- **Records provided**:

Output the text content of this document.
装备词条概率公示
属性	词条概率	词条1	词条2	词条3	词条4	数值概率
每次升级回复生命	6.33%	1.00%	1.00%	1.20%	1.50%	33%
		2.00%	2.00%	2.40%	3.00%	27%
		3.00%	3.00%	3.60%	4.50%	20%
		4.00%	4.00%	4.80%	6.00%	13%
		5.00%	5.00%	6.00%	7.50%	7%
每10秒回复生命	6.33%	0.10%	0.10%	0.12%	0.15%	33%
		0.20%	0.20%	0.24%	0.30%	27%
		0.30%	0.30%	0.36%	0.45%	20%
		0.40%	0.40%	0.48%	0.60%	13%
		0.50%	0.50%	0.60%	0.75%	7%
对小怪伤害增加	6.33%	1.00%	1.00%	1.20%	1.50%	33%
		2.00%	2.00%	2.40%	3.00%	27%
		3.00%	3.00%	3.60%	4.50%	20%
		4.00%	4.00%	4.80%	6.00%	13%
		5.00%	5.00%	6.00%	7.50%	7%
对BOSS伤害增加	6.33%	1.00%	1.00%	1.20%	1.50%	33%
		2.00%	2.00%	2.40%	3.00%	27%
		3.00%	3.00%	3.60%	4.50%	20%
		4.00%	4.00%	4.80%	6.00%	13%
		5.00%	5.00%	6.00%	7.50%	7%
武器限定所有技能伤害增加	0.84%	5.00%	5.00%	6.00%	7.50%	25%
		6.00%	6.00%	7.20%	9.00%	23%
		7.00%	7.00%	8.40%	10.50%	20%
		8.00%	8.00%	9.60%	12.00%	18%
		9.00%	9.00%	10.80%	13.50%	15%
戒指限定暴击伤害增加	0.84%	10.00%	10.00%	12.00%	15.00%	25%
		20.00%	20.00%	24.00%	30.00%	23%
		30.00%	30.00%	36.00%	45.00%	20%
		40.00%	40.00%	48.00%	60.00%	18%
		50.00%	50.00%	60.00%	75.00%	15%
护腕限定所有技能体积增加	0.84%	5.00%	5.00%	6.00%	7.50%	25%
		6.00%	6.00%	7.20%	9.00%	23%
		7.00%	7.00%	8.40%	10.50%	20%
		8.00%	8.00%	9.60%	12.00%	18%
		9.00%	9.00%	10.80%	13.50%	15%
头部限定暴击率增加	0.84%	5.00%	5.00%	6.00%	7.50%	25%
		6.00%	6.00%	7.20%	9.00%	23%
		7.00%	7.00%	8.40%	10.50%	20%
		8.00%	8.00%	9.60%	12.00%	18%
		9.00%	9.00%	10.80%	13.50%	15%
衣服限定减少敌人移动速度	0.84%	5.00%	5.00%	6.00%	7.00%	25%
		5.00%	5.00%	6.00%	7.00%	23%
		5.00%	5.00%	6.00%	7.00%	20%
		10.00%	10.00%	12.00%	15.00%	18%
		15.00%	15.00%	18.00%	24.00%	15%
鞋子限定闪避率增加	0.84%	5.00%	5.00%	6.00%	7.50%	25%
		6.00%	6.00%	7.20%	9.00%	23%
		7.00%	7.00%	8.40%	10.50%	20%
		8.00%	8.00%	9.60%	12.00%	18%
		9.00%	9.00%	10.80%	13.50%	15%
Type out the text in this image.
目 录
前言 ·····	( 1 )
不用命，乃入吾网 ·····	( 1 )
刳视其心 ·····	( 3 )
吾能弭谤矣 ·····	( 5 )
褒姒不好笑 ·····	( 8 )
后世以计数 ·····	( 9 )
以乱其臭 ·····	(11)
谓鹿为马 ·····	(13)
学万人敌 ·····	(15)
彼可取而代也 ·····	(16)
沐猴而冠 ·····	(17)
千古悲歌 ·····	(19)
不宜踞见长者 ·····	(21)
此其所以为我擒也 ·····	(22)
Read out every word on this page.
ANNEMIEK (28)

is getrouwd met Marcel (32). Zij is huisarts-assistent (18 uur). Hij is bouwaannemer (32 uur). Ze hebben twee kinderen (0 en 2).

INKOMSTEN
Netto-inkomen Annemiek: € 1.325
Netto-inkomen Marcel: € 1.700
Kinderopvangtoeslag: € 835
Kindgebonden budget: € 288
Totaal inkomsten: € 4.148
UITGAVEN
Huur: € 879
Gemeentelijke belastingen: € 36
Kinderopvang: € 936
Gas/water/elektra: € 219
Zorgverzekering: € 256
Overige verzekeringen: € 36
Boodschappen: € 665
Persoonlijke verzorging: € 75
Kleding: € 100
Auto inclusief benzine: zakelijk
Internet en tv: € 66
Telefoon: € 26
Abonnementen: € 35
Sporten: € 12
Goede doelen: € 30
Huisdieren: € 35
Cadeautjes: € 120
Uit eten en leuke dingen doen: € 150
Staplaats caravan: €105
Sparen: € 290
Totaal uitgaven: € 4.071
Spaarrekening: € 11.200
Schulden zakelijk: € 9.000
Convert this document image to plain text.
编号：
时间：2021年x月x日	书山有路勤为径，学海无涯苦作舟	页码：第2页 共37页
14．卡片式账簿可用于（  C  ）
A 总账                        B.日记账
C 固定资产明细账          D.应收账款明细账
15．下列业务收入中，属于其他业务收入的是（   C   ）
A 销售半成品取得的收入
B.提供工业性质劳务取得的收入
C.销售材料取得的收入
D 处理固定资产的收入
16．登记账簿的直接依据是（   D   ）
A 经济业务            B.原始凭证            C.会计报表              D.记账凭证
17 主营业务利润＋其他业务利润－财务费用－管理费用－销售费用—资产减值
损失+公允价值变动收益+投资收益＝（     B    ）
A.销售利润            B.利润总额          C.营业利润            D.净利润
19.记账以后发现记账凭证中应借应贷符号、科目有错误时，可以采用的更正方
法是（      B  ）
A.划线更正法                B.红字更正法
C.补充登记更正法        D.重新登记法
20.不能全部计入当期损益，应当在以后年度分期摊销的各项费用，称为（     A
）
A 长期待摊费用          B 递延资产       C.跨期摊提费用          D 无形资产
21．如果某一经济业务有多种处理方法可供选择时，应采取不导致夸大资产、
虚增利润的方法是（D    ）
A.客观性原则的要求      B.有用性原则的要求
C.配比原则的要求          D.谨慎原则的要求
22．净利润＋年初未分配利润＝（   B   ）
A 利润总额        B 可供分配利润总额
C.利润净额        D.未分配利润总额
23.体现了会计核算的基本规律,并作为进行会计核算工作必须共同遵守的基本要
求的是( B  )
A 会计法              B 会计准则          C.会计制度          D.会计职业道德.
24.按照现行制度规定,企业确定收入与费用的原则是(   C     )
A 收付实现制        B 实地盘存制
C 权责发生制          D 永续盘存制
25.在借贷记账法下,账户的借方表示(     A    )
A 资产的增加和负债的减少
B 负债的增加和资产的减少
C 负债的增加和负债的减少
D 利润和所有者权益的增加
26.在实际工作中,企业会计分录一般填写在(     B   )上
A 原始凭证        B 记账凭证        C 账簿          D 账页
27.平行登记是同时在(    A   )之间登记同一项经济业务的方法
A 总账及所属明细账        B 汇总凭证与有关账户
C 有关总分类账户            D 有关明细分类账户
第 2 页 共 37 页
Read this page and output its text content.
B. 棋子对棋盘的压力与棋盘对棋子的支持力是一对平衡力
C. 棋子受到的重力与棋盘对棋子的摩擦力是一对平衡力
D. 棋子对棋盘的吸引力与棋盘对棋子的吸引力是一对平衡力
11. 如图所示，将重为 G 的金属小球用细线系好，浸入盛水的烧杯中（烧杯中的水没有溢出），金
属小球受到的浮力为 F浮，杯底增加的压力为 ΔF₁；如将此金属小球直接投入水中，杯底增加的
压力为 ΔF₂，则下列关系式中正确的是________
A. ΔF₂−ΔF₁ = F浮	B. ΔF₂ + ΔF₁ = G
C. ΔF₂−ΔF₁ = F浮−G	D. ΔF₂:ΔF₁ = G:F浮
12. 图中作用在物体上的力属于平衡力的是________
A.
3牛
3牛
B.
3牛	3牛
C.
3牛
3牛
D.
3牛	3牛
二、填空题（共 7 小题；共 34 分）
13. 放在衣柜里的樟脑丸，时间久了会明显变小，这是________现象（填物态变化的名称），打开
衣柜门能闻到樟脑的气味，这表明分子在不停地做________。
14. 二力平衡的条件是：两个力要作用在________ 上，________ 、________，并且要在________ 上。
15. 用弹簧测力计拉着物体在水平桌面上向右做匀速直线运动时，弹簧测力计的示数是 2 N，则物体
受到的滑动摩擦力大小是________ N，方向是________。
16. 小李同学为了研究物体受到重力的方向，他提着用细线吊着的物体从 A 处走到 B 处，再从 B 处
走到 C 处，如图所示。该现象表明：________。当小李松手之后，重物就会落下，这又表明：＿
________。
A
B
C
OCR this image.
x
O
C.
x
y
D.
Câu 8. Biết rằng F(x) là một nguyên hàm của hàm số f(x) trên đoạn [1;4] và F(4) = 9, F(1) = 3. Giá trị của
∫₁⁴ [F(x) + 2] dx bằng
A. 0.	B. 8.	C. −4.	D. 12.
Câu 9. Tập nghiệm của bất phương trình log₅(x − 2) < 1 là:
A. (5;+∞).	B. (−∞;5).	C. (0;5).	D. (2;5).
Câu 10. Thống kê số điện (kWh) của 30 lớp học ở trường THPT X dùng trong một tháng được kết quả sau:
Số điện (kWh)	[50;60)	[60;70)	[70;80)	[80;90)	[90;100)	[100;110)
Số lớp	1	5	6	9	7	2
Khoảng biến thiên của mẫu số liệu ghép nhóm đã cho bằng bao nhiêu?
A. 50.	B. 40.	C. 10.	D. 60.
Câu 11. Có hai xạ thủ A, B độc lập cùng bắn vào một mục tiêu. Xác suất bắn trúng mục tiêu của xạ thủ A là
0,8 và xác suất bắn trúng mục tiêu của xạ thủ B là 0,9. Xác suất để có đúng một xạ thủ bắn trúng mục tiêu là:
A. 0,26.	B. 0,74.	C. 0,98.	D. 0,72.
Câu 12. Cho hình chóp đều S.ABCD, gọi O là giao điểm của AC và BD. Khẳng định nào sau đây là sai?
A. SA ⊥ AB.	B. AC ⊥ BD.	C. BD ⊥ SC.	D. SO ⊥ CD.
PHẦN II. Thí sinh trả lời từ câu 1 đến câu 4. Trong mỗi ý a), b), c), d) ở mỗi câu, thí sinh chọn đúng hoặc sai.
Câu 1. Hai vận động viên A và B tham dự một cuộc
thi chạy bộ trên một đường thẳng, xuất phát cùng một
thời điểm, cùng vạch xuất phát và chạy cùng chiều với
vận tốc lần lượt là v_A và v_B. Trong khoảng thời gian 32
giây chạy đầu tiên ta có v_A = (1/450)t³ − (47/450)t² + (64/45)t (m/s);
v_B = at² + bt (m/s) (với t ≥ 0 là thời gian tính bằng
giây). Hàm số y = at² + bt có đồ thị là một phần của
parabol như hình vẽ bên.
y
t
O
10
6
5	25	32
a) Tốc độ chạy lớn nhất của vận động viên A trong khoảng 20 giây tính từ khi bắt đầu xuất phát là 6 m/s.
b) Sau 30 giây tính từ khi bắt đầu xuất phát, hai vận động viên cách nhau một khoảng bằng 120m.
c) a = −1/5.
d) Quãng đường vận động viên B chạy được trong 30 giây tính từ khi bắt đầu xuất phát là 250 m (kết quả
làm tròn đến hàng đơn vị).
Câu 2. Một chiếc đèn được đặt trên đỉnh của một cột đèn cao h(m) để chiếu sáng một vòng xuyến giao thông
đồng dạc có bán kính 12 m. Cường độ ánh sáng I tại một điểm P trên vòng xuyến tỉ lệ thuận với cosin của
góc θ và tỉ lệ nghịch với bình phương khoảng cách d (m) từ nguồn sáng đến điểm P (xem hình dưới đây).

- **Description of the task**:
Tally the lines in these entries that have the string "tính" in them, then answer with the count and nothing else.

- **Solution to this task**:
4